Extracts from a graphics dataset
[start]
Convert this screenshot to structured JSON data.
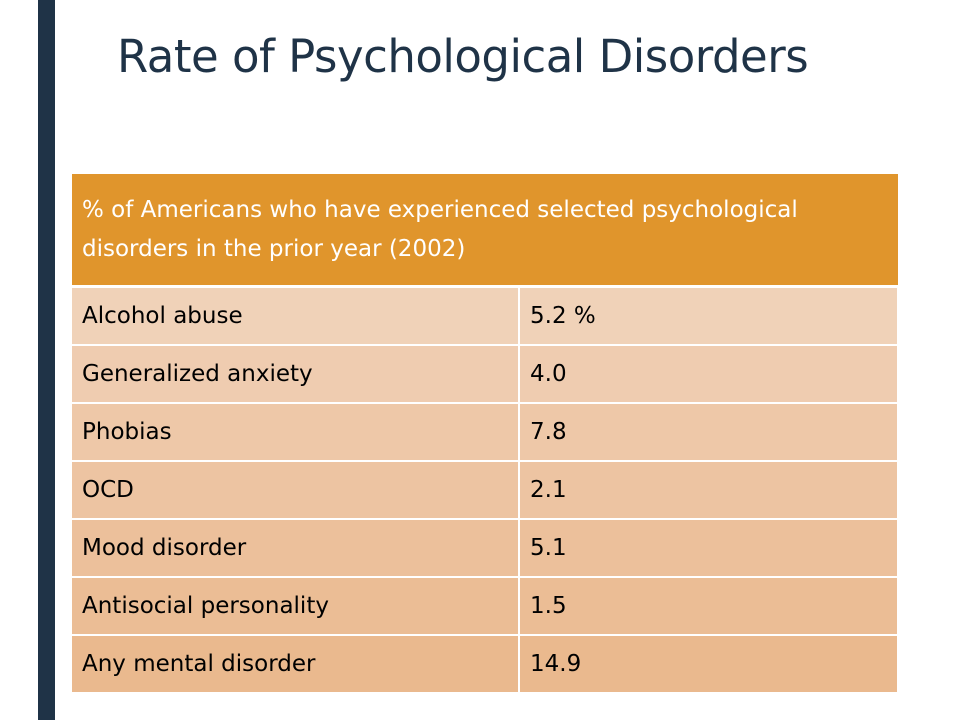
{
  "slide": {
    "title": "Rate of Psychological Disorders"
  },
  "table": {
    "header": "% of Americans who have experienced selected psychological disorders in the prior year (2002)",
    "rows": [
      {
        "disorder": "Alcohol abuse",
        "rate": "5.2 %"
      },
      {
        "disorder": "Generalized anxiety",
        "rate": "4.0"
      },
      {
        "disorder": "Phobias",
        "rate": "7.8"
      },
      {
        "disorder": "OCD",
        "rate": "2.1"
      },
      {
        "disorder": "Mood disorder",
        "rate": "5.1"
      },
      {
        "disorder": "Antisocial personality",
        "rate": "1.5"
      },
      {
        "disorder": "Any mental disorder",
        "rate": "14.9"
      }
    ]
  },
  "colors": {
    "accent_bar": "#1f3347",
    "title_text": "#1f3347",
    "header_fill": "#e0952c",
    "row_fill": "#edc4a2"
  }
}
[end]
• _PROBLEM_
The records above must be echoed exactly, minus their pictures.

• _EXERCISE OUTPUT_
Convert this screenshot to structured JSON data.
{
  "slide": {
    "title": "Rate of Psychological Disorders"
  },
  "table": {
    "header": "% of Americans who have experienced selected psychological disorders in the prior year (2002)",
    "rows": [
      {
        "disorder": "Alcohol abuse",
        "rate": "5.2 %"
      },
      {
        "disorder": "Generalized anxiety",
        "rate": "4.0"
      },
      {
        "disorder": "Phobias",
        "rate": "7.8"
      },
      {
        "disorder": "OCD",
        "rate": "2.1"
      },
      {
        "disorder": "Mood disorder",
        "rate": "5.1"
      },
      {
        "disorder": "Antisocial personality",
        "rate": "1.5"
      },
      {
        "disorder": "Any mental disorder",
        "rate": "14.9"
      }
    ]
  },
  "colors": {
    "accent_bar": "#1f3347",
    "title_text": "#1f3347",
    "header_fill": "#e0952c",
    "row_fill": "#edc4a2"
  }
}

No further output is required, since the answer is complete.